>> begin ENTRIES SHOWN
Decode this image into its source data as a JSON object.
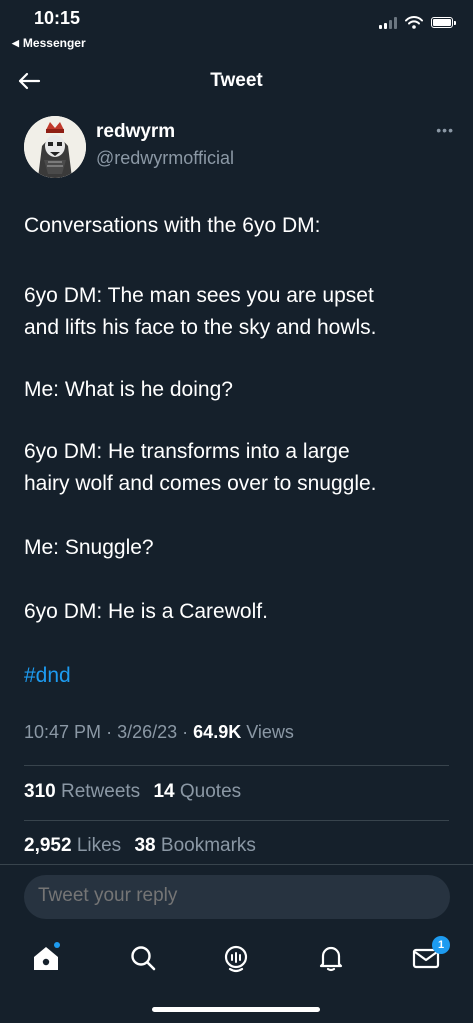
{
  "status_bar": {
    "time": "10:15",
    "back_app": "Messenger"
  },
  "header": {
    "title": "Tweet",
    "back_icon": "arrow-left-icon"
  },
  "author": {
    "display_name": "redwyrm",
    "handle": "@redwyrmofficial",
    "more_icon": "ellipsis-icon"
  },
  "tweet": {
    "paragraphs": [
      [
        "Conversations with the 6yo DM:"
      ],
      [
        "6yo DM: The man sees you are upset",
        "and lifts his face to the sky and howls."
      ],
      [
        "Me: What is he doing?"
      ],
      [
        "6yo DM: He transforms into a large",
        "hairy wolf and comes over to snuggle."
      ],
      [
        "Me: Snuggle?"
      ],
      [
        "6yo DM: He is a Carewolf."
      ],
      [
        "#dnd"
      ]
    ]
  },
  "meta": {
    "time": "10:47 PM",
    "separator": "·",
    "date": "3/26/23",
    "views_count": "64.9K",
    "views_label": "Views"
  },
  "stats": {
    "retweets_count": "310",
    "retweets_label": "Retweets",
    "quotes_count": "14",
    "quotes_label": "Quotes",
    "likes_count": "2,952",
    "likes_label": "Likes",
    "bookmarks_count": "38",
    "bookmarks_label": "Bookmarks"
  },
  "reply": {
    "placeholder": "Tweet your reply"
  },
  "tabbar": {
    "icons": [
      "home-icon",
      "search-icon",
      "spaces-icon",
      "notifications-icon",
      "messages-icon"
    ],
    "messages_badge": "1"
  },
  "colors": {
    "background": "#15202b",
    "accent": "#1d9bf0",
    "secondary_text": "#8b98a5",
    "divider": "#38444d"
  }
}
>> end ENTRIES SHOWN
### SET PROBLEM
Reproduce the whole listing above word for word, but not its pictures.

### CORRECT RESPONSE
Decode this image into its source data as a JSON object.
{
  "status_bar": {
    "time": "10:15",
    "back_app": "Messenger"
  },
  "header": {
    "title": "Tweet",
    "back_icon": "arrow-left-icon"
  },
  "author": {
    "display_name": "redwyrm",
    "handle": "@redwyrmofficial",
    "more_icon": "ellipsis-icon"
  },
  "tweet": {
    "paragraphs": [
      [
        "Conversations with the 6yo DM:"
      ],
      [
        "6yo DM: The man sees you are upset",
        "and lifts his face to the sky and howls."
      ],
      [
        "Me: What is he doing?"
      ],
      [
        "6yo DM: He transforms into a large",
        "hairy wolf and comes over to snuggle."
      ],
      [
        "Me: Snuggle?"
      ],
      [
        "6yo DM: He is a Carewolf."
      ],
      [
        "#dnd"
      ]
    ]
  },
  "meta": {
    "time": "10:47 PM",
    "separator": "·",
    "date": "3/26/23",
    "views_count": "64.9K",
    "views_label": "Views"
  },
  "stats": {
    "retweets_count": "310",
    "retweets_label": "Retweets",
    "quotes_count": "14",
    "quotes_label": "Quotes",
    "likes_count": "2,952",
    "likes_label": "Likes",
    "bookmarks_count": "38",
    "bookmarks_label": "Bookmarks"
  },
  "reply": {
    "placeholder": "Tweet your reply"
  },
  "tabbar": {
    "icons": [
      "home-icon",
      "search-icon",
      "spaces-icon",
      "notifications-icon",
      "messages-icon"
    ],
    "messages_badge": "1"
  },
  "colors": {
    "background": "#15202b",
    "accent": "#1d9bf0",
    "secondary_text": "#8b98a5",
    "divider": "#38444d"
  }
}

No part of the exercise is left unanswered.